• **Given request**: Look through the entries below and report how many lines hold the string "couples". Only the number is wanted.

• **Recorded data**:

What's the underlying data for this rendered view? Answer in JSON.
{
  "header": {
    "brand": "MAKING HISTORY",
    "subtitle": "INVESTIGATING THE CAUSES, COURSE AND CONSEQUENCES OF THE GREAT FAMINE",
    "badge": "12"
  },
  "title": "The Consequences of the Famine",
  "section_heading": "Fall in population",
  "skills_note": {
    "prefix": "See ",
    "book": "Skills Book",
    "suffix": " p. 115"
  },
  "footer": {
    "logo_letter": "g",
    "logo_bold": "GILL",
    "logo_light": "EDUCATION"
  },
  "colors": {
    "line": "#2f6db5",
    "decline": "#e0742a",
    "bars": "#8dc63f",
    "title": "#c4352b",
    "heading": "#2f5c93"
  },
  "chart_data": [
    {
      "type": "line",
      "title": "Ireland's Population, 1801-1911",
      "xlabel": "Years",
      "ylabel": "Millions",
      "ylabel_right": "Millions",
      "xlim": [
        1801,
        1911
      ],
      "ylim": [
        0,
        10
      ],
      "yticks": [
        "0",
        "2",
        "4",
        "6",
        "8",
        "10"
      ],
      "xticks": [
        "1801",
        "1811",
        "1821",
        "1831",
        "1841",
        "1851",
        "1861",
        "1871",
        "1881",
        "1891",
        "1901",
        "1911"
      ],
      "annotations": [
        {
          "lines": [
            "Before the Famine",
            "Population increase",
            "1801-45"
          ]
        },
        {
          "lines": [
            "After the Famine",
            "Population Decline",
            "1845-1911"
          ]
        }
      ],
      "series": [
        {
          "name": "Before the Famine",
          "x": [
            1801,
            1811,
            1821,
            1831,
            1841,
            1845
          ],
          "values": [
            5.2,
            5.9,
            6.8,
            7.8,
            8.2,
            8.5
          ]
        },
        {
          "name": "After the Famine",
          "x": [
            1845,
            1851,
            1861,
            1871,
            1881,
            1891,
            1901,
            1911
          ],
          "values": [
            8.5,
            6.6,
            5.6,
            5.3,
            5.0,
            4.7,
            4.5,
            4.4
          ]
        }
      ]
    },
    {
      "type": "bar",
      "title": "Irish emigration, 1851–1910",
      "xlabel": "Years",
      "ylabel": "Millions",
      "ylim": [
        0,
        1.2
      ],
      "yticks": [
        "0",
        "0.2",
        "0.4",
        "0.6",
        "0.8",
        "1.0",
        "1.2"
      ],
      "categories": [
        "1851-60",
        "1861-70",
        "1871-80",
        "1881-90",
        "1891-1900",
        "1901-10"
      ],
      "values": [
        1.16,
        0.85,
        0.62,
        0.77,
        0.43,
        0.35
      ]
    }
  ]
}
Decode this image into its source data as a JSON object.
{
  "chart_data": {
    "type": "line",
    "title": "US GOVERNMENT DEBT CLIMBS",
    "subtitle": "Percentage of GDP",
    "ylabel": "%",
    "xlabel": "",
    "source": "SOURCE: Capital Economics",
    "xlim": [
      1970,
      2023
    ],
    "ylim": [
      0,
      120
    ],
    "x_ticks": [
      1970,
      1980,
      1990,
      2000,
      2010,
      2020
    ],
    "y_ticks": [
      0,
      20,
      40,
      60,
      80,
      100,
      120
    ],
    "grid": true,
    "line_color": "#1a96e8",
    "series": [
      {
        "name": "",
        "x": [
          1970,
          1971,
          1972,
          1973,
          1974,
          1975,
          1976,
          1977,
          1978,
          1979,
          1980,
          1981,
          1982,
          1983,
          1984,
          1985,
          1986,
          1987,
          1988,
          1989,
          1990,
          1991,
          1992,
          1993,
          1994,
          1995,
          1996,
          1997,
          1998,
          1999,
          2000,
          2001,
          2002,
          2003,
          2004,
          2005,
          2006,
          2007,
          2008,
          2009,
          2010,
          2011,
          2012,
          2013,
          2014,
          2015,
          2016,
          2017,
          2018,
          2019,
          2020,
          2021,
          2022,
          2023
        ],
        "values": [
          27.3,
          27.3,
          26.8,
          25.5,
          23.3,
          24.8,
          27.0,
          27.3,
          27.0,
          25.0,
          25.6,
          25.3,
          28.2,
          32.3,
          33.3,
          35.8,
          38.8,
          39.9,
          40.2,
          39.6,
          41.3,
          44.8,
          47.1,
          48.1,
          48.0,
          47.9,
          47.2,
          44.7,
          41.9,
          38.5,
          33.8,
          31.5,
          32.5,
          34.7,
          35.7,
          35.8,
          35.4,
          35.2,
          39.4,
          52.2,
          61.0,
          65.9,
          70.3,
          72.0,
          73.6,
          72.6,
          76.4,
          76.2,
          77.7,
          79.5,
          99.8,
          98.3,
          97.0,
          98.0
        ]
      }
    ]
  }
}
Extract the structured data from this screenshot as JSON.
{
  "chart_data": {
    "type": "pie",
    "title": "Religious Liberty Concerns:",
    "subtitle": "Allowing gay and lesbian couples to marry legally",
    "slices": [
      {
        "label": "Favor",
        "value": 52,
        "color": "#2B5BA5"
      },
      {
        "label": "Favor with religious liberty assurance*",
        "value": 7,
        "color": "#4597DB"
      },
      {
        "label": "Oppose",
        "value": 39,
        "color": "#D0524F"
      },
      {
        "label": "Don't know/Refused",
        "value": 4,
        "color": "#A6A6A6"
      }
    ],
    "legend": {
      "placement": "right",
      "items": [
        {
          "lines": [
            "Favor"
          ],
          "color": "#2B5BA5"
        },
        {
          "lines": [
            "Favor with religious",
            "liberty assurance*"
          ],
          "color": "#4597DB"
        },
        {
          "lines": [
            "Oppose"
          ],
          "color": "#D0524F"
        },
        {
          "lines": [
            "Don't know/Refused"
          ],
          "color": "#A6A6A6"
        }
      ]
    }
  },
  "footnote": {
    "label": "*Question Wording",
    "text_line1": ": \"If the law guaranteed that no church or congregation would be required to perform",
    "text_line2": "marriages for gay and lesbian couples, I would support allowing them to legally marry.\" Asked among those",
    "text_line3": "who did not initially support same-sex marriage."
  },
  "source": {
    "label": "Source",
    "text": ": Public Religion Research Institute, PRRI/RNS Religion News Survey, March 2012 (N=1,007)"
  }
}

• **Solution below**: 2